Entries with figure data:
■ ■ ■ ■ ■ ■ ■

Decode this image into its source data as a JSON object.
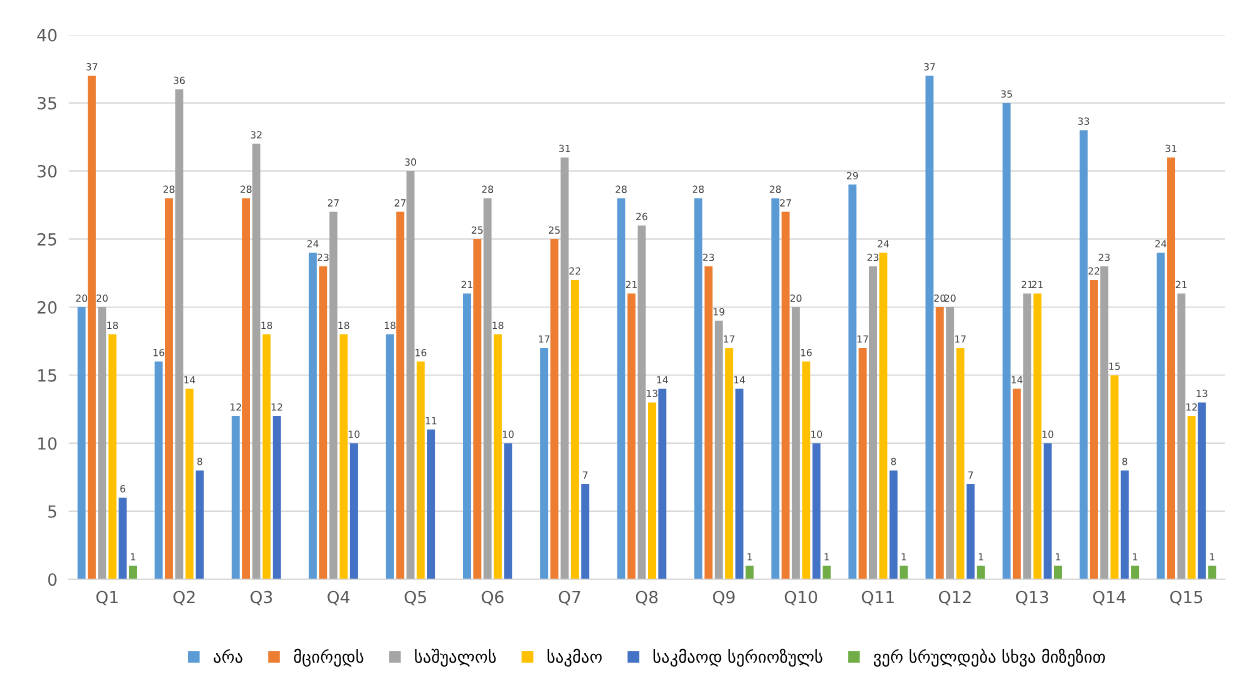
{
  "chart_data": {
    "type": "bar",
    "categories": [
      "Q1",
      "Q2",
      "Q3",
      "Q4",
      "Q5",
      "Q6",
      "Q7",
      "Q8",
      "Q9",
      "Q10",
      "Q11",
      "Q12",
      "Q13",
      "Q14",
      "Q15"
    ],
    "series": [
      {
        "name": "არა",
        "color": "#5b9bd5",
        "values": [
          20,
          16,
          12,
          24,
          18,
          21,
          17,
          28,
          28,
          28,
          29,
          37,
          35,
          33,
          24
        ]
      },
      {
        "name": "მცირედს",
        "color": "#ed7d31",
        "values": [
          37,
          28,
          28,
          23,
          27,
          25,
          25,
          21,
          23,
          27,
          17,
          20,
          14,
          22,
          31
        ]
      },
      {
        "name": "საშუალოს",
        "color": "#a5a5a5",
        "values": [
          20,
          36,
          32,
          27,
          30,
          28,
          31,
          26,
          19,
          20,
          23,
          20,
          21,
          23,
          21
        ]
      },
      {
        "name": "საკმაო",
        "color": "#ffc000",
        "values": [
          18,
          14,
          18,
          18,
          16,
          18,
          22,
          13,
          17,
          16,
          24,
          17,
          21,
          15,
          12
        ]
      },
      {
        "name": "საკმაოდ სერიოზულს",
        "color": "#4472c4",
        "values": [
          6,
          8,
          12,
          10,
          11,
          10,
          7,
          14,
          14,
          10,
          8,
          7,
          10,
          8,
          13
        ]
      },
      {
        "name": "ვერ სრულდება სხვა მიზეზით",
        "color": "#70ad47",
        "values": [
          1,
          null,
          null,
          null,
          null,
          null,
          null,
          null,
          1,
          1,
          1,
          1,
          1,
          1,
          1
        ]
      }
    ],
    "ylim": [
      0,
      40
    ],
    "yticks": [
      0,
      5,
      10,
      15,
      20,
      25,
      30,
      35,
      40
    ],
    "grid": "y",
    "legend": "bottom",
    "data_labels": true
  }
}
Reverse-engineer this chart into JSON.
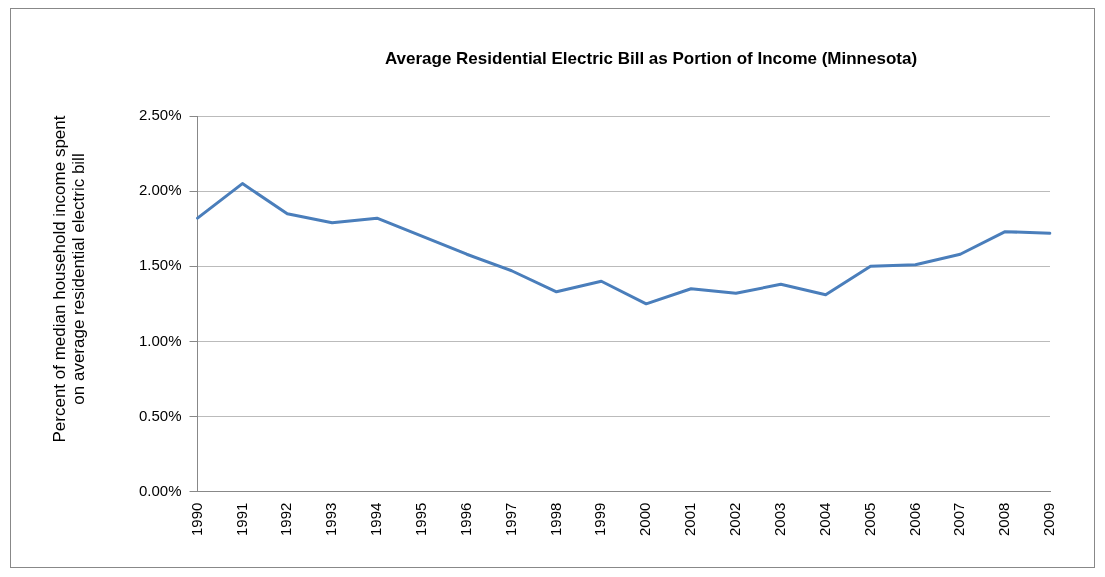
{
  "chart_data": {
    "type": "line",
    "title": "Average Residential Electric Bill as Portion of Income (Minnesota)",
    "ylabel": "Percent of median household income spent on average residential electric bill",
    "categories": [
      "1990",
      "1991",
      "1992",
      "1993",
      "1994",
      "1995",
      "1996",
      "1997",
      "1998",
      "1999",
      "2000",
      "2001",
      "2002",
      "2003",
      "2004",
      "2005",
      "2006",
      "2007",
      "2008",
      "2009"
    ],
    "series": [
      {
        "color": "#4a7ebb",
        "values": [
          1.82,
          2.05,
          1.85,
          1.79,
          1.82,
          1.7,
          1.58,
          1.47,
          1.33,
          1.4,
          1.25,
          1.35,
          1.32,
          1.38,
          1.31,
          1.5,
          1.51,
          1.58,
          1.73,
          1.72
        ]
      }
    ],
    "ylim": [
      0,
      2.5
    ],
    "yticks": [
      {
        "value": 0,
        "label": "0.00%"
      },
      {
        "value": 0.5,
        "label": "0.50%"
      },
      {
        "value": 1,
        "label": "1.00%"
      },
      {
        "value": 1.5,
        "label": "1.50%"
      },
      {
        "value": 2,
        "label": "2.00%"
      },
      {
        "value": 2.5,
        "label": "2.50%"
      }
    ],
    "grid": "y",
    "legend": false,
    "marker": "none",
    "line_style": "solid"
  }
}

■ ■ ■ ■ ■ ■ ■

Repeat the lines above exactly, and keep every picture out.

WRITTEN SOLUTION:
Decode this image into its source data as a JSON object.
{
  "chart_data": {
    "type": "bar",
    "categories": [
      "Q1",
      "Q2",
      "Q3",
      "Q4",
      "Q5",
      "Q6",
      "Q7",
      "Q8",
      "Q9",
      "Q10",
      "Q11",
      "Q12",
      "Q13",
      "Q14",
      "Q15"
    ],
    "series": [
      {
        "name": "არა",
        "color": "#5b9bd5",
        "values": [
          20,
          16,
          12,
          24,
          18,
          21,
          17,
          28,
          28,
          28,
          29,
          37,
          35,
          33,
          24
        ]
      },
      {
        "name": "მცირედს",
        "color": "#ed7d31",
        "values": [
          37,
          28,
          28,
          23,
          27,
          25,
          25,
          21,
          23,
          27,
          17,
          20,
          14,
          22,
          31
        ]
      },
      {
        "name": "საშუალოს",
        "color": "#a5a5a5",
        "values": [
          20,
          36,
          32,
          27,
          30,
          28,
          31,
          26,
          19,
          20,
          23,
          20,
          21,
          23,
          21
        ]
      },
      {
        "name": "საკმაო",
        "color": "#ffc000",
        "values": [
          18,
          14,
          18,
          18,
          16,
          18,
          22,
          13,
          17,
          16,
          24,
          17,
          21,
          15,
          12
        ]
      },
      {
        "name": "საკმაოდ სერიოზულს",
        "color": "#4472c4",
        "values": [
          6,
          8,
          12,
          10,
          11,
          10,
          7,
          14,
          14,
          10,
          8,
          7,
          10,
          8,
          13
        ]
      },
      {
        "name": "ვერ სრულდება სხვა მიზეზით",
        "color": "#70ad47",
        "values": [
          1,
          null,
          null,
          null,
          null,
          null,
          null,
          null,
          1,
          1,
          1,
          1,
          1,
          1,
          1
        ]
      }
    ],
    "ylim": [
      0,
      40
    ],
    "yticks": [
      0,
      5,
      10,
      15,
      20,
      25,
      30,
      35,
      40
    ],
    "grid": "y",
    "legend": "bottom",
    "data_labels": true
  }
}
Reverse-engineer this chart into JSON.
{
  "chart_data": {
    "type": "line",
    "title": "Average Residential Electric Bill as Portion of Income (Minnesota)",
    "ylabel": "Percent of median household income spent on average residential electric bill",
    "categories": [
      "1990",
      "1991",
      "1992",
      "1993",
      "1994",
      "1995",
      "1996",
      "1997",
      "1998",
      "1999",
      "2000",
      "2001",
      "2002",
      "2003",
      "2004",
      "2005",
      "2006",
      "2007",
      "2008",
      "2009"
    ],
    "series": [
      {
        "color": "#4a7ebb",
        "values": [
          1.82,
          2.05,
          1.85,
          1.79,
          1.82,
          1.7,
          1.58,
          1.47,
          1.33,
          1.4,
          1.25,
          1.35,
          1.32,
          1.38,
          1.31,
          1.5,
          1.51,
          1.58,
          1.73,
          1.72
        ]
      }
    ],
    "ylim": [
      0,
      2.5
    ],
    "yticks": [
      {
        "value": 0,
        "label": "0.00%"
      },
      {
        "value": 0.5,
        "label": "0.50%"
      },
      {
        "value": 1,
        "label": "1.00%"
      },
      {
        "value": 1.5,
        "label": "1.50%"
      },
      {
        "value": 2,
        "label": "2.00%"
      },
      {
        "value": 2.5,
        "label": "2.50%"
      }
    ],
    "grid": "y",
    "legend": false,
    "marker": "none",
    "line_style": "solid"
  }
}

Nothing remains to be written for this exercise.